**Exercise objective:** Take the line containing "Give me the" and all lines after it to the end of the records, and output them exactly.

**Extracted material:**
══════
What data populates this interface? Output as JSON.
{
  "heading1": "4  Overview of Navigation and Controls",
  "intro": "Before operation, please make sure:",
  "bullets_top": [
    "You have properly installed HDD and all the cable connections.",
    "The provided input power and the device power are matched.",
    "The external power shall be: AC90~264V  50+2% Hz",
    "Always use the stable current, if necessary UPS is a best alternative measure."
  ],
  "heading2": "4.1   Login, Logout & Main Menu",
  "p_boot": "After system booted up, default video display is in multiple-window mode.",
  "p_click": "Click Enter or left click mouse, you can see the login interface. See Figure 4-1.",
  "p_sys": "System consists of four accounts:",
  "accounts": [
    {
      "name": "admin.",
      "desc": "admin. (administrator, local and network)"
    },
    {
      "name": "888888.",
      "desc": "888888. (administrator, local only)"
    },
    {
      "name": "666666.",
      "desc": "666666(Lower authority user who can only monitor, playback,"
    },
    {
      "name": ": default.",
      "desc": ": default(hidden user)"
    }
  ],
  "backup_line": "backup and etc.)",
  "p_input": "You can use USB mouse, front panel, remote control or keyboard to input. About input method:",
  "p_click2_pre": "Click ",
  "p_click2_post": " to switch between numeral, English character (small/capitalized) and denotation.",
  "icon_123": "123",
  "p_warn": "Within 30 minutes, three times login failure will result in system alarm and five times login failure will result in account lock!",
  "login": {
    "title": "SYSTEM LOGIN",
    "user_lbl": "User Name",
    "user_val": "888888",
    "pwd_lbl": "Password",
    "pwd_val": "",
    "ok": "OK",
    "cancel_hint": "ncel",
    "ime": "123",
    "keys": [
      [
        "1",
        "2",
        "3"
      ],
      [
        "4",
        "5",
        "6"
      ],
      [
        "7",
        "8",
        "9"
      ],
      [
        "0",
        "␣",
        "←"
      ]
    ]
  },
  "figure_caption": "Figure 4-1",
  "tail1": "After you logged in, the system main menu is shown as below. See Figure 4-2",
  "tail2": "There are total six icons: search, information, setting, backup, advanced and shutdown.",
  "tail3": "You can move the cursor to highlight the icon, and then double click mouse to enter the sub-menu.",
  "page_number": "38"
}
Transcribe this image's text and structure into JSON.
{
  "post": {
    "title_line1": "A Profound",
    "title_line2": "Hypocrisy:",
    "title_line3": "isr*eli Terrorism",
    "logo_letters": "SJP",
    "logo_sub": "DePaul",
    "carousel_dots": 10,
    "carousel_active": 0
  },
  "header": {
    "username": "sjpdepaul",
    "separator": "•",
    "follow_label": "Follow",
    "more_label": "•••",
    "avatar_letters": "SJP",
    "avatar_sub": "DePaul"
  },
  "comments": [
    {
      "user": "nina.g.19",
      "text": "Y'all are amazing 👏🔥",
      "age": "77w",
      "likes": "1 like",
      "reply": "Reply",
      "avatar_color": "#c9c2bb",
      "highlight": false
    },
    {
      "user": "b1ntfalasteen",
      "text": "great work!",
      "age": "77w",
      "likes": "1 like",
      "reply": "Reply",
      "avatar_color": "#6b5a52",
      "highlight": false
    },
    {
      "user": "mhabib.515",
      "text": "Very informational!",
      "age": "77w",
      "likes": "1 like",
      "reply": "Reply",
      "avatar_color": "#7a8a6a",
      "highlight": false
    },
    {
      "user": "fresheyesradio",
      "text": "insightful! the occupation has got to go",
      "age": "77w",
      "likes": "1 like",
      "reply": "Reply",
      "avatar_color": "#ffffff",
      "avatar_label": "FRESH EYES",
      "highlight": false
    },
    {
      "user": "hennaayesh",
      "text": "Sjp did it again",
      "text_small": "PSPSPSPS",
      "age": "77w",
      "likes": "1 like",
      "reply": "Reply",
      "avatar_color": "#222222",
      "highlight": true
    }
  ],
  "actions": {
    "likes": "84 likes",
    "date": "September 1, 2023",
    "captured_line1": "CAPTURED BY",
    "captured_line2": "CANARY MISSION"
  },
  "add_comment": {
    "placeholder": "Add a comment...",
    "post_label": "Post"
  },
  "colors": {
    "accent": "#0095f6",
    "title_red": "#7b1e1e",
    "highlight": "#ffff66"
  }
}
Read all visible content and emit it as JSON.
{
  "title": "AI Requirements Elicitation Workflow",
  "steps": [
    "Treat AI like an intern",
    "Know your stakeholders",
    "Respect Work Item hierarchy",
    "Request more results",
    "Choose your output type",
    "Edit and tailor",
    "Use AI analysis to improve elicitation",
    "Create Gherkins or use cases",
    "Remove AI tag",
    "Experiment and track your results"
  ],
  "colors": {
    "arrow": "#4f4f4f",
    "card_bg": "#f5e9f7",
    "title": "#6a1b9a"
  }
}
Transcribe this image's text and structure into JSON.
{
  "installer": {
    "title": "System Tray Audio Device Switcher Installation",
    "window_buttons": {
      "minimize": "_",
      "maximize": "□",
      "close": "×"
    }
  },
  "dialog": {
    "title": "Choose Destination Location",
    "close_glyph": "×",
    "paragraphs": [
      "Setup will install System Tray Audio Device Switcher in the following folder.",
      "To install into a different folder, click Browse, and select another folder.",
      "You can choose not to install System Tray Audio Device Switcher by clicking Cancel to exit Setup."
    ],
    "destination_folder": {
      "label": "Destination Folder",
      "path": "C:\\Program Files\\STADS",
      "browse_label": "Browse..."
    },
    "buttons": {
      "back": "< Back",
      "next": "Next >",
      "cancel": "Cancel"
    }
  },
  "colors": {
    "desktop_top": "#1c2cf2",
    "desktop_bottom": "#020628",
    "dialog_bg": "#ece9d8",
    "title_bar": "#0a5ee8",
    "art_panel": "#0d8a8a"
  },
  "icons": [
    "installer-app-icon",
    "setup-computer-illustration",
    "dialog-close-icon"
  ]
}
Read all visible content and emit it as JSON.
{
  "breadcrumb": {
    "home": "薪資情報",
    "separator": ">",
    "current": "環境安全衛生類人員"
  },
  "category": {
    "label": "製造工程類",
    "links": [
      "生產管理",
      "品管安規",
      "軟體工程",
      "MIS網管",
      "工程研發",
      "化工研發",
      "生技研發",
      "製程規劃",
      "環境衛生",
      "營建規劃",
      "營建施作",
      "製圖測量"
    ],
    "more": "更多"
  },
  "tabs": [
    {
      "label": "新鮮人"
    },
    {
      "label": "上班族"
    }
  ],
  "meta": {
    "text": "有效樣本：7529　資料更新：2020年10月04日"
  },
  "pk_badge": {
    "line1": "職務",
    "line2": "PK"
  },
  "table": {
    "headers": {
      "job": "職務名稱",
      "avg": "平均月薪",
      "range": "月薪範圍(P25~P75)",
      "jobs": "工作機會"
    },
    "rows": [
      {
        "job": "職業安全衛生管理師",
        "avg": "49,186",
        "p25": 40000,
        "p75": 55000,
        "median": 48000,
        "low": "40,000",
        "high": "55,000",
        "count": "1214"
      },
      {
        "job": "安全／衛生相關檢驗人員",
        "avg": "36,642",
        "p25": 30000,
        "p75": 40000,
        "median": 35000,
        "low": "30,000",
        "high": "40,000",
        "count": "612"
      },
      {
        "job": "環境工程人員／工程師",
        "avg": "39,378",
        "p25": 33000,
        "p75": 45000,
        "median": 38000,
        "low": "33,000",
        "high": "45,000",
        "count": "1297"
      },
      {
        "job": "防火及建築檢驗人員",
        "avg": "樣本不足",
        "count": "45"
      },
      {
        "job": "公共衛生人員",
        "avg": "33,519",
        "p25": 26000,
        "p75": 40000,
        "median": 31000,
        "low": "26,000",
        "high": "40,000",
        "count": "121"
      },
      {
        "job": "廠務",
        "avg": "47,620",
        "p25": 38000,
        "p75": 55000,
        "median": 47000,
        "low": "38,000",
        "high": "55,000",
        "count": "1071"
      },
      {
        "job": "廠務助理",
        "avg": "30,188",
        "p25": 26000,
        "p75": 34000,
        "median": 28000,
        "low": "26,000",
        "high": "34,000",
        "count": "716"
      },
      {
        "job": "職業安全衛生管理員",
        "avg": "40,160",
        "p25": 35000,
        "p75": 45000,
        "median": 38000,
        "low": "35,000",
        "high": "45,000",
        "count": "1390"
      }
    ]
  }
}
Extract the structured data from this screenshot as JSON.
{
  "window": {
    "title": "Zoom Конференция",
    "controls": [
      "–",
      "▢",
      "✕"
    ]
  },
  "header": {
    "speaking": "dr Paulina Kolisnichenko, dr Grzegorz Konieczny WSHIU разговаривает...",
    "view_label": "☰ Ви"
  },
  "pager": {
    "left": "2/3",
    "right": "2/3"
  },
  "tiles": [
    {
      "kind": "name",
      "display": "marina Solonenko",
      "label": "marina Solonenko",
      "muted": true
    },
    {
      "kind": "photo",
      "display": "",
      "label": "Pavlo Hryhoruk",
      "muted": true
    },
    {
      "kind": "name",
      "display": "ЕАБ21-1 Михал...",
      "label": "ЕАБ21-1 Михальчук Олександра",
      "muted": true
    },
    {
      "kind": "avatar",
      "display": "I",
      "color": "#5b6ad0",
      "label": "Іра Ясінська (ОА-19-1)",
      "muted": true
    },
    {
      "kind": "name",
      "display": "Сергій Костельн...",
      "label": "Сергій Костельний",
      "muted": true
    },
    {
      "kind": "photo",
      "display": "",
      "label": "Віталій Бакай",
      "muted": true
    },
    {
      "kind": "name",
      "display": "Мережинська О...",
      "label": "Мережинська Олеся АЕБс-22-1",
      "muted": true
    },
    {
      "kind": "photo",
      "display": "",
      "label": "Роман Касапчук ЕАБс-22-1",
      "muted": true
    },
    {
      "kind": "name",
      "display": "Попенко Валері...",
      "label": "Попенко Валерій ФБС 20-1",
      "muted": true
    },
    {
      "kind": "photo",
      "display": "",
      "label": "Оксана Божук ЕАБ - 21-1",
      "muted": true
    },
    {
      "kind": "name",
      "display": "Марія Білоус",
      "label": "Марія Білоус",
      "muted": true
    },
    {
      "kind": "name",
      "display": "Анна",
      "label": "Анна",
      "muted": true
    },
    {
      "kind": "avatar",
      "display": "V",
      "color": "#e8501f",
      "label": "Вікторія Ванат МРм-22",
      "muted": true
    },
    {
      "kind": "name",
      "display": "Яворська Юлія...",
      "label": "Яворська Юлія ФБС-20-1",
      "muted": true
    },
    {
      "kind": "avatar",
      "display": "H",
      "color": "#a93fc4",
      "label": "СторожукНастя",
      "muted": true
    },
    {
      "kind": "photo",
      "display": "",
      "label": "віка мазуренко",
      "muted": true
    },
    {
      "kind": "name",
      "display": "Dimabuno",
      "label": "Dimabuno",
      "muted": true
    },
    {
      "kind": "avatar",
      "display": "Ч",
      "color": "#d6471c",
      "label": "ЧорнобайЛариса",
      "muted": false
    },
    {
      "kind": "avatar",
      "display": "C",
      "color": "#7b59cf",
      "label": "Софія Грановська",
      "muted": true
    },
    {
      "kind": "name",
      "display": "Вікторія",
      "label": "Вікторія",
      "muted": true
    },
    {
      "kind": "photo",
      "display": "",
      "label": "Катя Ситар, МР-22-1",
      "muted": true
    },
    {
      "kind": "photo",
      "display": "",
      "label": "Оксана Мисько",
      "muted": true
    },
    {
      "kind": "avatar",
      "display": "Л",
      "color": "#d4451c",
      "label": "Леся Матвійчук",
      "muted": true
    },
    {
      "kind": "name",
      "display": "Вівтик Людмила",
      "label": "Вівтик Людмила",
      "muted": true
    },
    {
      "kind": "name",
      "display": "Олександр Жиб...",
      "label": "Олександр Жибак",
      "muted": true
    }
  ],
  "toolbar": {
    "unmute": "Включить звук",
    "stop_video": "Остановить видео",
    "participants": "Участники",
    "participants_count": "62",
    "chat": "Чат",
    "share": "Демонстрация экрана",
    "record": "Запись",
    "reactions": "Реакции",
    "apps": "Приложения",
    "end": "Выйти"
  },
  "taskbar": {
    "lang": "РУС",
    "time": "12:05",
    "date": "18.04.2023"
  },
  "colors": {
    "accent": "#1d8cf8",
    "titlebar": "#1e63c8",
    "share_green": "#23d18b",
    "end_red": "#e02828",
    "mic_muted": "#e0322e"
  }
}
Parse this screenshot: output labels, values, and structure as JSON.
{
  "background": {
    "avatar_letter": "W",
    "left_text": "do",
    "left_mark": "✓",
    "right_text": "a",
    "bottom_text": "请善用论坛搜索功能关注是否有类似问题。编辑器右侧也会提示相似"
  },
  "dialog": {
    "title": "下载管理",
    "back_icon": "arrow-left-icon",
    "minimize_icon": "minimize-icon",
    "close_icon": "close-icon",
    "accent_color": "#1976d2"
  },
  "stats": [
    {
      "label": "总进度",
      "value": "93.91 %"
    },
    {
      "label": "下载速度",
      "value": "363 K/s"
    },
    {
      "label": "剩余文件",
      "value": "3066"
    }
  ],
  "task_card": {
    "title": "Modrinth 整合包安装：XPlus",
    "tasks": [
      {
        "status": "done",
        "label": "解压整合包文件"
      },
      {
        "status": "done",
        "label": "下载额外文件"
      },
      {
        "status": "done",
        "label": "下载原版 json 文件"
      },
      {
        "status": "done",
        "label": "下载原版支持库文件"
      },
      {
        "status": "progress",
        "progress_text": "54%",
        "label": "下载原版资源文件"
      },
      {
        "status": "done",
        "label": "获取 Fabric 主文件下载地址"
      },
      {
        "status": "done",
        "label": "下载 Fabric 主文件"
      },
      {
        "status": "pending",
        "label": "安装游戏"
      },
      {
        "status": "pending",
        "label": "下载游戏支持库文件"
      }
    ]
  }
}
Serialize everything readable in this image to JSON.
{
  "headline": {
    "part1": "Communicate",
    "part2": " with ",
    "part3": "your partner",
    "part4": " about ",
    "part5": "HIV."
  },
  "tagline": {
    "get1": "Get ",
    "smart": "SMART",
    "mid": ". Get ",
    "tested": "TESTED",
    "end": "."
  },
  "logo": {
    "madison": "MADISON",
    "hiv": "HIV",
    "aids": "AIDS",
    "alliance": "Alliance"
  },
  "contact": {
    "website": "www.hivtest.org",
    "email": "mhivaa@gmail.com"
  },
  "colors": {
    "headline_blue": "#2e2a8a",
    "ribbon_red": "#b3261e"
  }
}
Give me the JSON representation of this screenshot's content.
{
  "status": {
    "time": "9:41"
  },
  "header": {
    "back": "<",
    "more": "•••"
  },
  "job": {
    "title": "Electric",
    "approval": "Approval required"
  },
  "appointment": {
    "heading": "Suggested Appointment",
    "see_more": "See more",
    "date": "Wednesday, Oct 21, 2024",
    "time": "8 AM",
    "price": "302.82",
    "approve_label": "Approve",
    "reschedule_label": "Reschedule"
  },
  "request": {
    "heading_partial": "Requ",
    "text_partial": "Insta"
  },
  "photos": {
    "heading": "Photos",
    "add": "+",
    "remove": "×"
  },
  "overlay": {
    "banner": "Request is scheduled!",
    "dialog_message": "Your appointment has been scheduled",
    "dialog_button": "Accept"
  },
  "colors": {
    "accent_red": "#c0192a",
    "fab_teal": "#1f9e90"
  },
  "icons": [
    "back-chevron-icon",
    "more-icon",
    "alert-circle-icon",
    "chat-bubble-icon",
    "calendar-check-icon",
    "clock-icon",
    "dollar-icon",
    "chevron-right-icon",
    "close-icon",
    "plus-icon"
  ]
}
══════
**Finished exercise:**
Give me the JSON representation of this screenshot's content.
{
  "status": {
    "time": "9:41"
  },
  "header": {
    "back": "<",
    "more": "•••"
  },
  "job": {
    "title": "Electric",
    "approval": "Approval required"
  },
  "appointment": {
    "heading": "Suggested Appointment",
    "see_more": "See more",
    "date": "Wednesday, Oct 21, 2024",
    "time": "8 AM",
    "price": "302.82",
    "approve_label": "Approve",
    "reschedule_label": "Reschedule"
  },
  "request": {
    "heading_partial": "Requ",
    "text_partial": "Insta"
  },
  "photos": {
    "heading": "Photos",
    "add": "+",
    "remove": "×"
  },
  "overlay": {
    "banner": "Request is scheduled!",
    "dialog_message": "Your appointment has been scheduled",
    "dialog_button": "Accept"
  },
  "colors": {
    "accent_red": "#c0192a",
    "fab_teal": "#1f9e90"
  },
  "icons": [
    "back-chevron-icon",
    "more-icon",
    "alert-circle-icon",
    "chat-bubble-icon",
    "calendar-check-icon",
    "clock-icon",
    "dollar-icon",
    "chevron-right-icon",
    "close-icon",
    "plus-icon"
  ]
}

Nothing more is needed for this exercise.